### Stated exercise
Drop every picture, then transcribe the remaining data exactly.

### Record set
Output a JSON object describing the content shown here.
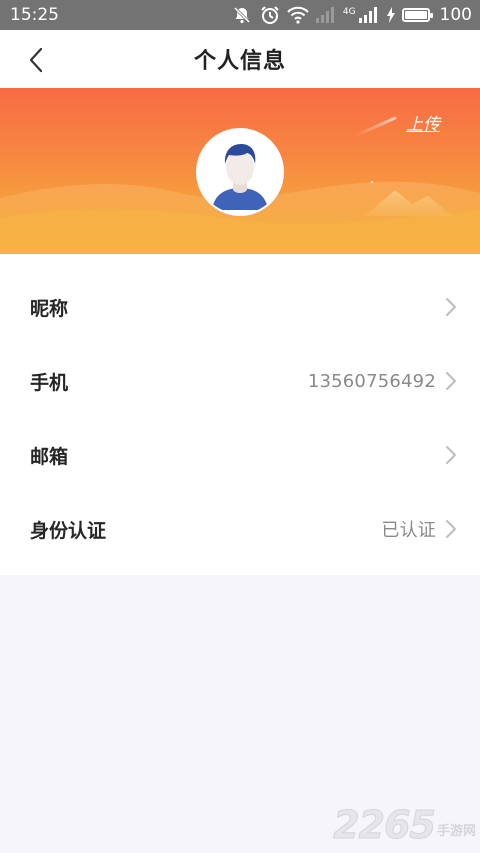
{
  "status_bar": {
    "time": "15:25",
    "network_label": "4G",
    "battery": "100",
    "icons": [
      "mute-icon",
      "alarm-icon",
      "wifi-icon",
      "signal-icon",
      "signal-4g-icon",
      "charging-icon",
      "battery-icon"
    ]
  },
  "header": {
    "title": "个人信息",
    "back_icon": "chevron-left-icon"
  },
  "banner": {
    "upload_label": "上传",
    "colors": {
      "top": "#f76b45",
      "bottom": "#f5b13b"
    }
  },
  "profile_rows": [
    {
      "label": "昵称",
      "value": ""
    },
    {
      "label": "手机",
      "value": "13560756492"
    },
    {
      "label": "邮箱",
      "value": ""
    },
    {
      "label": "身份认证",
      "value": "已认证"
    }
  ],
  "watermark": {
    "number": "2265",
    "text": "手游网"
  }
}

### Output of the task
Output a JSON object describing the content shown here.
{
  "status_bar": {
    "time": "15:25",
    "network_label": "4G",
    "battery": "100",
    "icons": [
      "mute-icon",
      "alarm-icon",
      "wifi-icon",
      "signal-icon",
      "signal-4g-icon",
      "charging-icon",
      "battery-icon"
    ]
  },
  "header": {
    "title": "个人信息",
    "back_icon": "chevron-left-icon"
  },
  "banner": {
    "upload_label": "上传",
    "colors": {
      "top": "#f76b45",
      "bottom": "#f5b13b"
    }
  },
  "profile_rows": [
    {
      "label": "昵称",
      "value": ""
    },
    {
      "label": "手机",
      "value": "13560756492"
    },
    {
      "label": "邮箱",
      "value": ""
    },
    {
      "label": "身份认证",
      "value": "已认证"
    }
  ],
  "watermark": {
    "number": "2265",
    "text": "手游网"
  }
}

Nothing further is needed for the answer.